Directions for this task:
Below are some entries. Output each one exactly as it appears.

Structured figure records:
↓↓↓

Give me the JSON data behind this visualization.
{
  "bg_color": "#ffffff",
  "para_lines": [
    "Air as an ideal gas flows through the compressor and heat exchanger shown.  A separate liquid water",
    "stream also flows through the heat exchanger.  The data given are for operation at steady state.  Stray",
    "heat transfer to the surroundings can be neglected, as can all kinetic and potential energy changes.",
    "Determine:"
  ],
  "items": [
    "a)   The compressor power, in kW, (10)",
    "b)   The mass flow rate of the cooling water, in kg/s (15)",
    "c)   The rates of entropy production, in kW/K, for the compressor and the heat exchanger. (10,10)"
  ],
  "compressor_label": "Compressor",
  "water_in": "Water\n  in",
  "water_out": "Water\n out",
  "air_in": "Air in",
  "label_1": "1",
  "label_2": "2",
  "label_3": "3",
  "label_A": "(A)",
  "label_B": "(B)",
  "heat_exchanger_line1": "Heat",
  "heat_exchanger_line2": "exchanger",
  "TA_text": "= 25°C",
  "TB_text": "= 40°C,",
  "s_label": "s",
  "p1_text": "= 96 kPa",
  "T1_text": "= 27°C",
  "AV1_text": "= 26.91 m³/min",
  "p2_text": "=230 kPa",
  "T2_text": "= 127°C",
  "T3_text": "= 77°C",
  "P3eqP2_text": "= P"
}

↑↑↑

Task response:
Give me the JSON data behind this visualization.
{
  "bg_color": "#ffffff",
  "para_lines": [
    "Air as an ideal gas flows through the compressor and heat exchanger shown.  A separate liquid water",
    "stream also flows through the heat exchanger.  The data given are for operation at steady state.  Stray",
    "heat transfer to the surroundings can be neglected, as can all kinetic and potential energy changes.",
    "Determine:"
  ],
  "items": [
    "a)   The compressor power, in kW, (10)",
    "b)   The mass flow rate of the cooling water, in kg/s (15)",
    "c)   The rates of entropy production, in kW/K, for the compressor and the heat exchanger. (10,10)"
  ],
  "compressor_label": "Compressor",
  "water_in": "Water\n  in",
  "water_out": "Water\n out",
  "air_in": "Air in",
  "label_1": "1",
  "label_2": "2",
  "label_3": "3",
  "label_A": "(A)",
  "label_B": "(B)",
  "heat_exchanger_line1": "Heat",
  "heat_exchanger_line2": "exchanger",
  "TA_text": "= 25°C",
  "TB_text": "= 40°C,",
  "s_label": "s",
  "p1_text": "= 96 kPa",
  "T1_text": "= 27°C",
  "AV1_text": "= 26.91 m³/min",
  "p2_text": "=230 kPa",
  "T2_text": "= 127°C",
  "T3_text": "= 77°C",
  "P3eqP2_text": "= P"
}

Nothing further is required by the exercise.